### Aim
Each entry that follows is to be retyped exactly. Pictures do not belong in the copy.

### Listed records
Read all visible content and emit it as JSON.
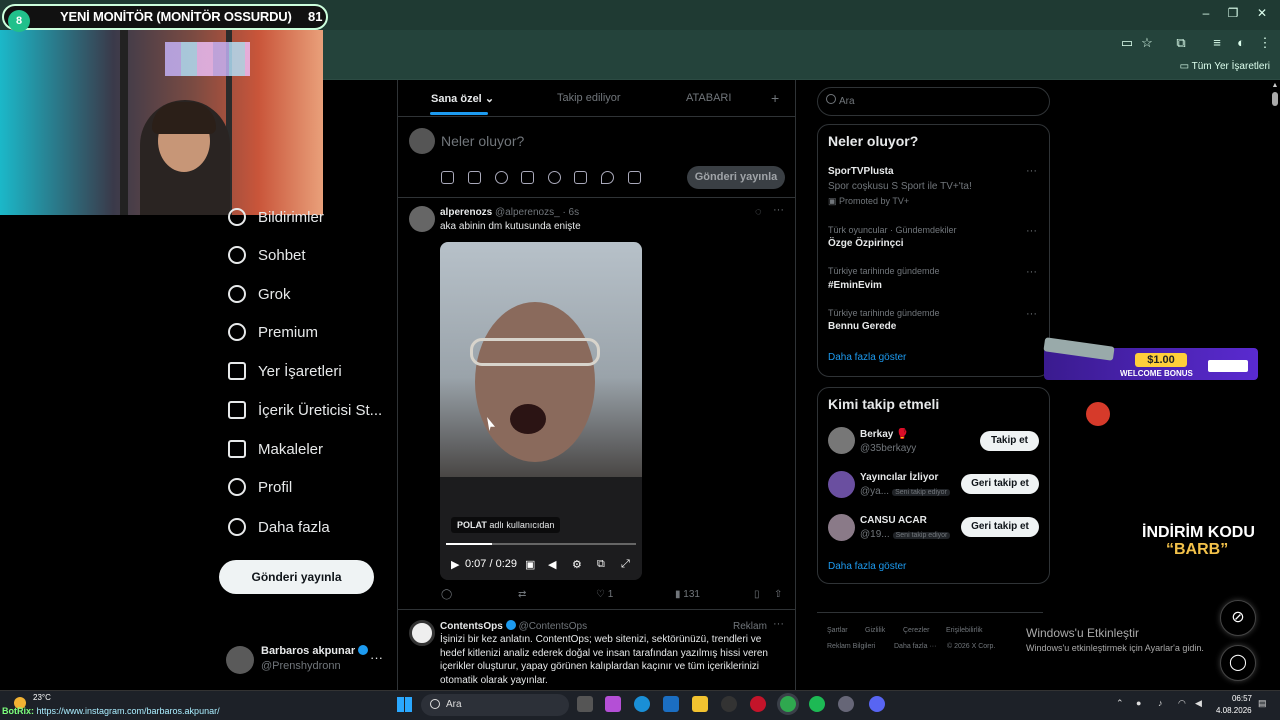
{
  "overlay": {
    "badge": "8",
    "title": "YENİ MONİTÖR (MONİTÖR OSSURDU)",
    "count": "81"
  },
  "browser": {
    "bookmarks_label": "Tüm Yer İşaretleri",
    "window_controls": [
      "–",
      "❐",
      "✕"
    ]
  },
  "nav": {
    "items": [
      {
        "label": "Bildirimler",
        "icon": "bell-icon"
      },
      {
        "label": "Sohbet",
        "icon": "chat-icon"
      },
      {
        "label": "Grok",
        "icon": "grok-icon"
      },
      {
        "label": "Premium",
        "icon": "premium-icon"
      },
      {
        "label": "Yer İşaretleri",
        "icon": "bookmark-icon"
      },
      {
        "label": "İçerik Üreticisi St...",
        "icon": "rocket-icon"
      },
      {
        "label": "Makaleler",
        "icon": "article-icon"
      },
      {
        "label": "Profil",
        "icon": "person-icon"
      },
      {
        "label": "Daha fazla",
        "icon": "more-circle-icon"
      }
    ],
    "post_button": "Gönderi yayınla",
    "account": {
      "name": "Barbaros akpunar",
      "handle": "@Prenshydronn",
      "more": "···"
    }
  },
  "tabs": {
    "for_you": "Sana özel",
    "following": "Takip ediliyor",
    "atabari": "ATABARI",
    "add": "+"
  },
  "compose": {
    "placeholder": "Neler oluyor?",
    "post_button": "Gönderi yayınla"
  },
  "tweet": {
    "name": "alperenozs",
    "handle": "@alperenozs_ · 6s",
    "text": "aka abinin dm kutusunda enişte",
    "video_tag_user": "POLAT",
    "video_tag_rest": " adlı kullanıcıdan",
    "video_time": "0:07 / 0:29",
    "video_progress": 0.24,
    "views": "131",
    "likes": "1"
  },
  "ad": {
    "name": "ContentsOps",
    "handle": "@ContentsOps",
    "label": "Reklam",
    "text": "İşinizi bir kez anlatın. ContentOps; web sitenizi, sektörünüzü, trendleri ve hedef kitlenizi analiz ederek doğal ve insan tarafından yazılmış hissi veren içerikler oluşturur, yapay görünen kalıplardan kaçınır ve tüm içeriklerinizi otomatik olarak yayınlar."
  },
  "search": {
    "placeholder": "Ara"
  },
  "trends": {
    "title": "Neler oluyor?",
    "items": [
      {
        "name": "SporTVPlusta",
        "sub": "Spor coşkusu S Sport ile TV+'ta!",
        "meta": "Promoted by TV+"
      },
      {
        "meta": "Türk oyuncular · Gündemdekiler",
        "name": "Özge Özpirinçci"
      },
      {
        "meta": "Türkiye tarihinde gündemde",
        "name": "#EminEvim"
      },
      {
        "meta": "Türkiye tarihinde gündemde",
        "name": "Bennu Gerede"
      }
    ],
    "show_more": "Daha fazla göster"
  },
  "who_to_follow": {
    "title": "Kimi takip etmeli",
    "items": [
      {
        "name": "Berkay 🥊",
        "handle": "@35berkayy",
        "chip": "",
        "button": "Takip et"
      },
      {
        "name": "Yayıncılar İzliyor",
        "handle": "@ya...",
        "chip": "Seni takip ediyor",
        "button": "Geri takip et"
      },
      {
        "name": "CANSU ACAR",
        "handle": "@19...",
        "chip": "Seni takip ediyor",
        "button": "Geri takip et"
      }
    ],
    "show_more": "Daha fazla göster"
  },
  "footer": {
    "links": [
      "Şartlar",
      "Gizlilik",
      "Çerezler",
      "Erişilebilirlik",
      "Reklam Bilgileri",
      "Daha fazla ···",
      "© 2026 X Corp."
    ]
  },
  "windows_activation": {
    "title": "Windows'u Etkinleştir",
    "sub": "Windows'u etkinleştirmek için Ayarlar'a gidin."
  },
  "promo": {
    "amount": "$1.00",
    "text": "WELCOME BONUS",
    "code_line1": "İNDİRİM KODU",
    "code_line2": "“BARB”"
  },
  "taskbar": {
    "weather": "23°C",
    "url_label": "BotRix:",
    "url": " https://www.instagram.com/barbaros.akpunar/",
    "search": "Ara",
    "time": "06:57",
    "date": "4.08.2026"
  },
  "colors": {
    "accent": "#1d9bf0",
    "chrome": "#24433b",
    "background": "#000000"
  }
}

### Solution
Read all visible content and emit it as JSON.
{
  "overlay": {
    "badge": "8",
    "title": "YENİ MONİTÖR (MONİTÖR OSSURDU)",
    "count": "81"
  },
  "browser": {
    "bookmarks_label": "Tüm Yer İşaretleri",
    "window_controls": [
      "–",
      "❐",
      "✕"
    ]
  },
  "nav": {
    "items": [
      {
        "label": "Bildirimler",
        "icon": "bell-icon"
      },
      {
        "label": "Sohbet",
        "icon": "chat-icon"
      },
      {
        "label": "Grok",
        "icon": "grok-icon"
      },
      {
        "label": "Premium",
        "icon": "premium-icon"
      },
      {
        "label": "Yer İşaretleri",
        "icon": "bookmark-icon"
      },
      {
        "label": "İçerik Üreticisi St...",
        "icon": "rocket-icon"
      },
      {
        "label": "Makaleler",
        "icon": "article-icon"
      },
      {
        "label": "Profil",
        "icon": "person-icon"
      },
      {
        "label": "Daha fazla",
        "icon": "more-circle-icon"
      }
    ],
    "post_button": "Gönderi yayınla",
    "account": {
      "name": "Barbaros akpunar",
      "handle": "@Prenshydronn",
      "more": "···"
    }
  },
  "tabs": {
    "for_you": "Sana özel",
    "following": "Takip ediliyor",
    "atabari": "ATABARI",
    "add": "+"
  },
  "compose": {
    "placeholder": "Neler oluyor?",
    "post_button": "Gönderi yayınla"
  },
  "tweet": {
    "name": "alperenozs",
    "handle": "@alperenozs_ · 6s",
    "text": "aka abinin dm kutusunda enişte",
    "video_tag_user": "POLAT",
    "video_tag_rest": " adlı kullanıcıdan",
    "video_time": "0:07 / 0:29",
    "video_progress": 0.24,
    "views": "131",
    "likes": "1"
  },
  "ad": {
    "name": "ContentsOps",
    "handle": "@ContentsOps",
    "label": "Reklam",
    "text": "İşinizi bir kez anlatın. ContentOps; web sitenizi, sektörünüzü, trendleri ve hedef kitlenizi analiz ederek doğal ve insan tarafından yazılmış hissi veren içerikler oluşturur, yapay görünen kalıplardan kaçınır ve tüm içeriklerinizi otomatik olarak yayınlar."
  },
  "search": {
    "placeholder": "Ara"
  },
  "trends": {
    "title": "Neler oluyor?",
    "items": [
      {
        "name": "SporTVPlusta",
        "sub": "Spor coşkusu S Sport ile TV+'ta!",
        "meta": "Promoted by TV+"
      },
      {
        "meta": "Türk oyuncular · Gündemdekiler",
        "name": "Özge Özpirinçci"
      },
      {
        "meta": "Türkiye tarihinde gündemde",
        "name": "#EminEvim"
      },
      {
        "meta": "Türkiye tarihinde gündemde",
        "name": "Bennu Gerede"
      }
    ],
    "show_more": "Daha fazla göster"
  },
  "who_to_follow": {
    "title": "Kimi takip etmeli",
    "items": [
      {
        "name": "Berkay 🥊",
        "handle": "@35berkayy",
        "chip": "",
        "button": "Takip et"
      },
      {
        "name": "Yayıncılar İzliyor",
        "handle": "@ya...",
        "chip": "Seni takip ediyor",
        "button": "Geri takip et"
      },
      {
        "name": "CANSU ACAR",
        "handle": "@19...",
        "chip": "Seni takip ediyor",
        "button": "Geri takip et"
      }
    ],
    "show_more": "Daha fazla göster"
  },
  "footer": {
    "links": [
      "Şartlar",
      "Gizlilik",
      "Çerezler",
      "Erişilebilirlik",
      "Reklam Bilgileri",
      "Daha fazla ···",
      "© 2026 X Corp."
    ]
  },
  "windows_activation": {
    "title": "Windows'u Etkinleştir",
    "sub": "Windows'u etkinleştirmek için Ayarlar'a gidin."
  },
  "promo": {
    "amount": "$1.00",
    "text": "WELCOME BONUS",
    "code_line1": "İNDİRİM KODU",
    "code_line2": "“BARB”"
  },
  "taskbar": {
    "weather": "23°C",
    "url_label": "BotRix:",
    "url": " https://www.instagram.com/barbaros.akpunar/",
    "search": "Ara",
    "time": "06:57",
    "date": "4.08.2026"
  },
  "colors": {
    "accent": "#1d9bf0",
    "chrome": "#24433b",
    "background": "#000000"
  }
}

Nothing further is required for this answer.